Written task
Under this task are some entries; return every one of them exactly.

Listed records
════

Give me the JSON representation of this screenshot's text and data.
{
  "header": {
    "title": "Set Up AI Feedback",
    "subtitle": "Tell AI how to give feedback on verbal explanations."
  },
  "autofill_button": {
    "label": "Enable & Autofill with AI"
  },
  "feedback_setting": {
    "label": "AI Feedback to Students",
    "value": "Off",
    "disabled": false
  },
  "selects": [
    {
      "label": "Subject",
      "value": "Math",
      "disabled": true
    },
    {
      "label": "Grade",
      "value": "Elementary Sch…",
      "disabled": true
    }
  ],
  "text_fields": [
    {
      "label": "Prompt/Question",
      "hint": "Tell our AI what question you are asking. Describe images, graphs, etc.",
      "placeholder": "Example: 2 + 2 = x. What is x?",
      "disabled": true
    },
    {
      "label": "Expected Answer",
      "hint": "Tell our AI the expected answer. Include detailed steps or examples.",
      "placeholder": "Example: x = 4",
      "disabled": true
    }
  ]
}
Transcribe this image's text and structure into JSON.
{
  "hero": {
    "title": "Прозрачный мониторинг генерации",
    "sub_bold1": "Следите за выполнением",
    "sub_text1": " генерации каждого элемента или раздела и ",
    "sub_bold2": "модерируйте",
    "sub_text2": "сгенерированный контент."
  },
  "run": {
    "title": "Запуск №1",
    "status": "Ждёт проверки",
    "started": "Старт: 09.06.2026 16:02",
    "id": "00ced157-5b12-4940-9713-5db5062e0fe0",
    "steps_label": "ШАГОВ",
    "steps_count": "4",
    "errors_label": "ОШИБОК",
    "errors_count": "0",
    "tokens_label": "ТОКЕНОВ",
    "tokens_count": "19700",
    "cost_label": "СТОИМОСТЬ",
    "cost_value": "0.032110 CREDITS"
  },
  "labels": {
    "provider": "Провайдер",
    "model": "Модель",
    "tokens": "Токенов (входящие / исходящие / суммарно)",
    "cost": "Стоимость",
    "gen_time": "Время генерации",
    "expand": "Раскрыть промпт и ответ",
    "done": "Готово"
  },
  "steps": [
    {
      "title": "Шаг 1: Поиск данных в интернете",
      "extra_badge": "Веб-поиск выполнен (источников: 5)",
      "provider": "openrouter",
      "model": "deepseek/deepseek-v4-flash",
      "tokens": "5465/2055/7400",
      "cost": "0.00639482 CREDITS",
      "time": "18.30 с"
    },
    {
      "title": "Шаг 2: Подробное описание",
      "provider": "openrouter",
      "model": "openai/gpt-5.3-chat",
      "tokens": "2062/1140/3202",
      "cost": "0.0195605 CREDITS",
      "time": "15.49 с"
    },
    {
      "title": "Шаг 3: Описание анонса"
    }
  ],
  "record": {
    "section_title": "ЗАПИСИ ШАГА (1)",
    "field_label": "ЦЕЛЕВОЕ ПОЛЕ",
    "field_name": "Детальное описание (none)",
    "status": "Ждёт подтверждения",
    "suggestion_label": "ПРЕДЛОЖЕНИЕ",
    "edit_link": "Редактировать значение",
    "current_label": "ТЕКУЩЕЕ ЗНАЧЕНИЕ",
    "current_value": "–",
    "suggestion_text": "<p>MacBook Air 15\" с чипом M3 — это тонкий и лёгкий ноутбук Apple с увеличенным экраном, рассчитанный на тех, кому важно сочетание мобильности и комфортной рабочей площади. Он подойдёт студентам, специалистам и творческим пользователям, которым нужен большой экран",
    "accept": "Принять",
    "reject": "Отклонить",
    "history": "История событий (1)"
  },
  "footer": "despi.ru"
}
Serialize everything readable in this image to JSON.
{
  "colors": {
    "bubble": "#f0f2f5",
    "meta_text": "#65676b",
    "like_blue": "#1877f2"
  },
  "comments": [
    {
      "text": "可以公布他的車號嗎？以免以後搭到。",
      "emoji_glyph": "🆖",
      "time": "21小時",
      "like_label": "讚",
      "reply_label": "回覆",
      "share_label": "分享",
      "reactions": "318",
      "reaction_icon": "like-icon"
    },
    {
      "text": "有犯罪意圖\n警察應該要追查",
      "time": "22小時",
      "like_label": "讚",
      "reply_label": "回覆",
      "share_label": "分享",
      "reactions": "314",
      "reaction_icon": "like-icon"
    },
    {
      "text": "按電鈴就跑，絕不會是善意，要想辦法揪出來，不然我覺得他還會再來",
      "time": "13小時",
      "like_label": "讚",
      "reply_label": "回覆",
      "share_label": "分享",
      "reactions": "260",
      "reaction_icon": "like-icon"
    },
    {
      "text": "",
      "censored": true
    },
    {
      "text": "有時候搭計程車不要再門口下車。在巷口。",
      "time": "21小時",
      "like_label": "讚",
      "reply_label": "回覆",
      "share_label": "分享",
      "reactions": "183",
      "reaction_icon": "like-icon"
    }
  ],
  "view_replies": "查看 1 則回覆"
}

════

Reply
Give me the JSON representation of this screenshot's text and data.
{
  "header": {
    "title": "Set Up AI Feedback",
    "subtitle": "Tell AI how to give feedback on verbal explanations."
  },
  "autofill_button": {
    "label": "Enable & Autofill with AI"
  },
  "feedback_setting": {
    "label": "AI Feedback to Students",
    "value": "Off",
    "disabled": false
  },
  "selects": [
    {
      "label": "Subject",
      "value": "Math",
      "disabled": true
    },
    {
      "label": "Grade",
      "value": "Elementary Sch…",
      "disabled": true
    }
  ],
  "text_fields": [
    {
      "label": "Prompt/Question",
      "hint": "Tell our AI what question you are asking. Describe images, graphs, etc.",
      "placeholder": "Example: 2 + 2 = x. What is x?",
      "disabled": true
    },
    {
      "label": "Expected Answer",
      "hint": "Tell our AI the expected answer. Include detailed steps or examples.",
      "placeholder": "Example: x = 4",
      "disabled": true
    }
  ]
}
Transcribe this image's text and structure into JSON.
{
  "hero": {
    "title": "Прозрачный мониторинг генерации",
    "sub_bold1": "Следите за выполнением",
    "sub_text1": " генерации каждого элемента или раздела и ",
    "sub_bold2": "модерируйте",
    "sub_text2": "сгенерированный контент."
  },
  "run": {
    "title": "Запуск №1",
    "status": "Ждёт проверки",
    "started": "Старт: 09.06.2026 16:02",
    "id": "00ced157-5b12-4940-9713-5db5062e0fe0",
    "steps_label": "ШАГОВ",
    "steps_count": "4",
    "errors_label": "ОШИБОК",
    "errors_count": "0",
    "tokens_label": "ТОКЕНОВ",
    "tokens_count": "19700",
    "cost_label": "СТОИМОСТЬ",
    "cost_value": "0.032110 CREDITS"
  },
  "labels": {
    "provider": "Провайдер",
    "model": "Модель",
    "tokens": "Токенов (входящие / исходящие / суммарно)",
    "cost": "Стоимость",
    "gen_time": "Время генерации",
    "expand": "Раскрыть промпт и ответ",
    "done": "Готово"
  },
  "steps": [
    {
      "title": "Шаг 1: Поиск данных в интернете",
      "extra_badge": "Веб-поиск выполнен (источников: 5)",
      "provider": "openrouter",
      "model": "deepseek/deepseek-v4-flash",
      "tokens": "5465/2055/7400",
      "cost": "0.00639482 CREDITS",
      "time": "18.30 с"
    },
    {
      "title": "Шаг 2: Подробное описание",
      "provider": "openrouter",
      "model": "openai/gpt-5.3-chat",
      "tokens": "2062/1140/3202",
      "cost": "0.0195605 CREDITS",
      "time": "15.49 с"
    },
    {
      "title": "Шаг 3: Описание анонса"
    }
  ],
  "record": {
    "section_title": "ЗАПИСИ ШАГА (1)",
    "field_label": "ЦЕЛЕВОЕ ПОЛЕ",
    "field_name": "Детальное описание (none)",
    "status": "Ждёт подтверждения",
    "suggestion_label": "ПРЕДЛОЖЕНИЕ",
    "edit_link": "Редактировать значение",
    "current_label": "ТЕКУЩЕЕ ЗНАЧЕНИЕ",
    "current_value": "–",
    "suggestion_text": "<p>MacBook Air 15\" с чипом M3 — это тонкий и лёгкий ноутбук Apple с увеличенным экраном, рассчитанный на тех, кому важно сочетание мобильности и комфортной рабочей площади. Он подойдёт студентам, специалистам и творческим пользователям, которым нужен большой экран",
    "accept": "Принять",
    "reject": "Отклонить",
    "history": "История событий (1)"
  },
  "footer": "despi.ru"
}
Serialize everything readable in this image to JSON.
{
  "colors": {
    "bubble": "#f0f2f5",
    "meta_text": "#65676b",
    "like_blue": "#1877f2"
  },
  "comments": [
    {
      "text": "可以公布他的車號嗎？以免以後搭到。",
      "emoji_glyph": "🆖",
      "time": "21小時",
      "like_label": "讚",
      "reply_label": "回覆",
      "share_label": "分享",
      "reactions": "318",
      "reaction_icon": "like-icon"
    },
    {
      "text": "有犯罪意圖\n警察應該要追查",
      "time": "22小時",
      "like_label": "讚",
      "reply_label": "回覆",
      "share_label": "分享",
      "reactions": "314",
      "reaction_icon": "like-icon"
    },
    {
      "text": "按電鈴就跑，絕不會是善意，要想辦法揪出來，不然我覺得他還會再來",
      "time": "13小時",
      "like_label": "讚",
      "reply_label": "回覆",
      "share_label": "分享",
      "reactions": "260",
      "reaction_icon": "like-icon"
    },
    {
      "text": "",
      "censored": true
    },
    {
      "text": "有時候搭計程車不要再門口下車。在巷口。",
      "time": "21小時",
      "like_label": "讚",
      "reply_label": "回覆",
      "share_label": "分享",
      "reactions": "183",
      "reaction_icon": "like-icon"
    }
  ],
  "view_replies": "查看 1 則回覆"
}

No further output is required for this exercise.